- [Task description]: Restate the full set of records exactly, without adding or dropping a word.

- [Supplied records]:

_ _ _ _

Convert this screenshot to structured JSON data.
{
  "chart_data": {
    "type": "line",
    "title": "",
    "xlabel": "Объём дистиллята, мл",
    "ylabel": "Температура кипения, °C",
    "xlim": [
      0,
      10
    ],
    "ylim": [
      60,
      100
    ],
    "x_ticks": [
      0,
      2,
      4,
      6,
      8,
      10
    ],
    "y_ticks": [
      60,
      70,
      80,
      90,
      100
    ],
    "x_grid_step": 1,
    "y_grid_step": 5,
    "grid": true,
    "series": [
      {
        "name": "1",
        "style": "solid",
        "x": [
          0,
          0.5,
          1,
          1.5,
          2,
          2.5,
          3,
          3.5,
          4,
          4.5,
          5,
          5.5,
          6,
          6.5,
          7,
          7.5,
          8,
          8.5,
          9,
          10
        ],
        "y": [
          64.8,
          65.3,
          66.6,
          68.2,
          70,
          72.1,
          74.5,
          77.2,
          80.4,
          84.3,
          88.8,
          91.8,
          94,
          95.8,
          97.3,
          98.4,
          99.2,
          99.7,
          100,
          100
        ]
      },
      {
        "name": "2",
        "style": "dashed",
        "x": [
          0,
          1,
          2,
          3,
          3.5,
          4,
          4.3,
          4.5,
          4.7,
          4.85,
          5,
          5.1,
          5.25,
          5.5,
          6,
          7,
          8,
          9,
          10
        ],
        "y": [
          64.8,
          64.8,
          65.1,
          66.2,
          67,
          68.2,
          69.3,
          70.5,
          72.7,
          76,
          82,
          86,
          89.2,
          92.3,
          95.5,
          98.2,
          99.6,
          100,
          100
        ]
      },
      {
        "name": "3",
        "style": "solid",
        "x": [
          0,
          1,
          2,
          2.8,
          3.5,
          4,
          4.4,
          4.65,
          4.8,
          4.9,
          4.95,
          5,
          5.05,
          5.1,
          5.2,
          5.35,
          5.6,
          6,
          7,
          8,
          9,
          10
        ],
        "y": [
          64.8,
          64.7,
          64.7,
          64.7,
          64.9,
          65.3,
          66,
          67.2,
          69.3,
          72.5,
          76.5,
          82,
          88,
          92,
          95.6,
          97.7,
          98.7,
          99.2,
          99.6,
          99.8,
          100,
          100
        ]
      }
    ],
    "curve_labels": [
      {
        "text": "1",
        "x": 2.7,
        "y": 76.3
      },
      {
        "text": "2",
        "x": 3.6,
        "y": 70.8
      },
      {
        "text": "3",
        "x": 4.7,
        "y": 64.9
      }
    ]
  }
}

_ _ _ _

- [Solution]:
Convert this screenshot to structured JSON data.
{
  "chart_data": {
    "type": "line",
    "title": "",
    "xlabel": "Объём дистиллята, мл",
    "ylabel": "Температура кипения, °C",
    "xlim": [
      0,
      10
    ],
    "ylim": [
      60,
      100
    ],
    "x_ticks": [
      0,
      2,
      4,
      6,
      8,
      10
    ],
    "y_ticks": [
      60,
      70,
      80,
      90,
      100
    ],
    "x_grid_step": 1,
    "y_grid_step": 5,
    "grid": true,
    "series": [
      {
        "name": "1",
        "style": "solid",
        "x": [
          0,
          0.5,
          1,
          1.5,
          2,
          2.5,
          3,
          3.5,
          4,
          4.5,
          5,
          5.5,
          6,
          6.5,
          7,
          7.5,
          8,
          8.5,
          9,
          10
        ],
        "y": [
          64.8,
          65.3,
          66.6,
          68.2,
          70,
          72.1,
          74.5,
          77.2,
          80.4,
          84.3,
          88.8,
          91.8,
          94,
          95.8,
          97.3,
          98.4,
          99.2,
          99.7,
          100,
          100
        ]
      },
      {
        "name": "2",
        "style": "dashed",
        "x": [
          0,
          1,
          2,
          3,
          3.5,
          4,
          4.3,
          4.5,
          4.7,
          4.85,
          5,
          5.1,
          5.25,
          5.5,
          6,
          7,
          8,
          9,
          10
        ],
        "y": [
          64.8,
          64.8,
          65.1,
          66.2,
          67,
          68.2,
          69.3,
          70.5,
          72.7,
          76,
          82,
          86,
          89.2,
          92.3,
          95.5,
          98.2,
          99.6,
          100,
          100
        ]
      },
      {
        "name": "3",
        "style": "solid",
        "x": [
          0,
          1,
          2,
          2.8,
          3.5,
          4,
          4.4,
          4.65,
          4.8,
          4.9,
          4.95,
          5,
          5.05,
          5.1,
          5.2,
          5.35,
          5.6,
          6,
          7,
          8,
          9,
          10
        ],
        "y": [
          64.8,
          64.7,
          64.7,
          64.7,
          64.9,
          65.3,
          66,
          67.2,
          69.3,
          72.5,
          76.5,
          82,
          88,
          92,
          95.6,
          97.7,
          98.7,
          99.2,
          99.6,
          99.8,
          100,
          100
        ]
      }
    ],
    "curve_labels": [
      {
        "text": "1",
        "x": 2.7,
        "y": 76.3
      },
      {
        "text": "2",
        "x": 3.6,
        "y": 70.8
      },
      {
        "text": "3",
        "x": 4.7,
        "y": 64.9
      }
    ]
  }
}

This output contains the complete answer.